Find the lines in these entries that include the word "Reservoir" and state how many there are, with no other words.

>> BEGIN Task input

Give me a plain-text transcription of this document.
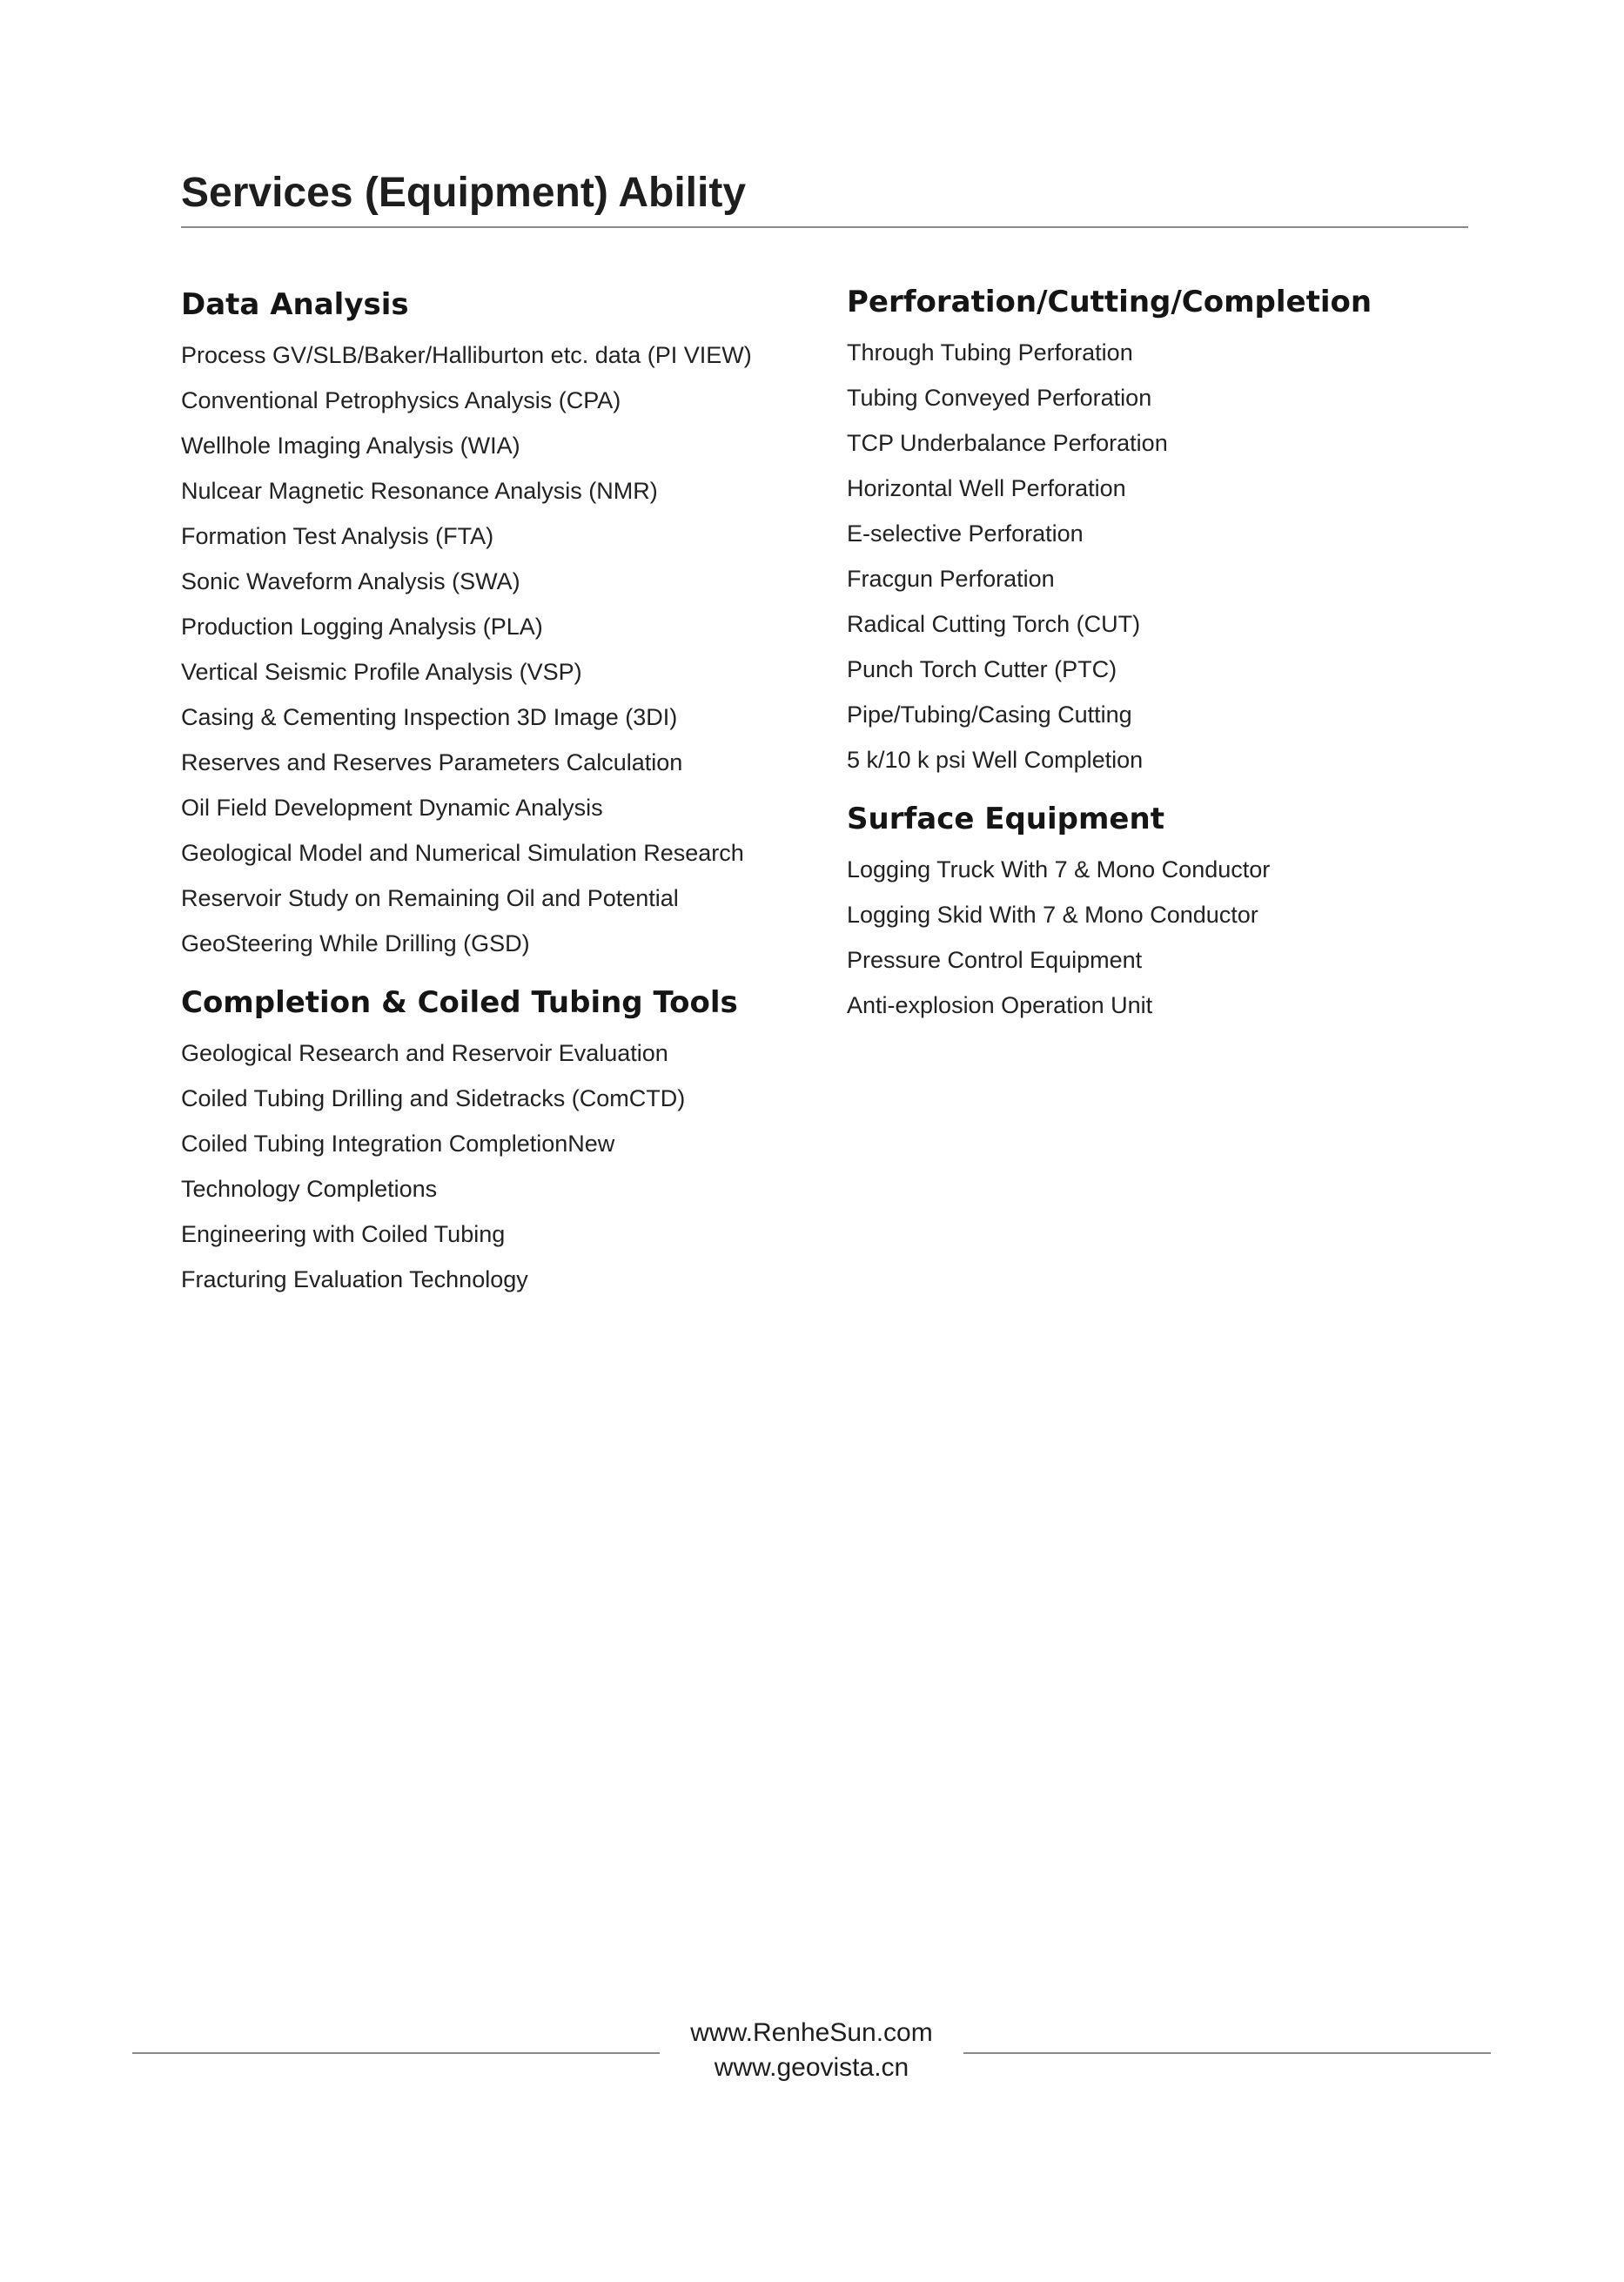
Services (Equipment) Ability
Data Analysis
Process GV/SLB/Baker/Halliburton etc. data (PI VIEW)
Conventional Petrophysics Analysis (CPA)
Wellhole Imaging Analysis (WIA)
Nulcear Magnetic Resonance Analysis (NMR)
Formation Test Analysis (FTA)
Sonic Waveform Analysis (SWA)
Production Logging Analysis (PLA)
Vertical Seismic Profile Analysis (VSP)
Casing & Cementing Inspection 3D Image (3DI)
Reserves and Reserves Parameters Calculation
Oil Field Development Dynamic Analysis
Geological Model and Numerical Simulation Research
Reservoir Study on Remaining Oil and Potential
GeoSteering While Drilling (GSD)
Completion & Coiled Tubing Tools
Geological Research and Reservoir Evaluation
Coiled Tubing Drilling and Sidetracks (ComCTD)
Coiled Tubing Integration CompletionNew
Technology Completions
Engineering with Coiled Tubing
Fracturing Evaluation Technology
Perforation/Cutting/Completion
Through Tubing Perforation
Tubing Conveyed Perforation
TCP Underbalance Perforation
Horizontal Well Perforation
E-selective Perforation
Fracgun Perforation
Radical Cutting Torch (CUT)
Punch Torch Cutter (PTC)
Pipe/Tubing/Casing Cutting
5 k/10 k psi Well Completion
Surface Equipment
Logging Truck With 7 & Mono Conductor
Logging Skid With 7 & Mono Conductor
Pressure Control Equipment
Anti-explosion Operation Unit
www.RenheSun.com
www.geovista.cn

>> END Task input

• _Solved problem_
2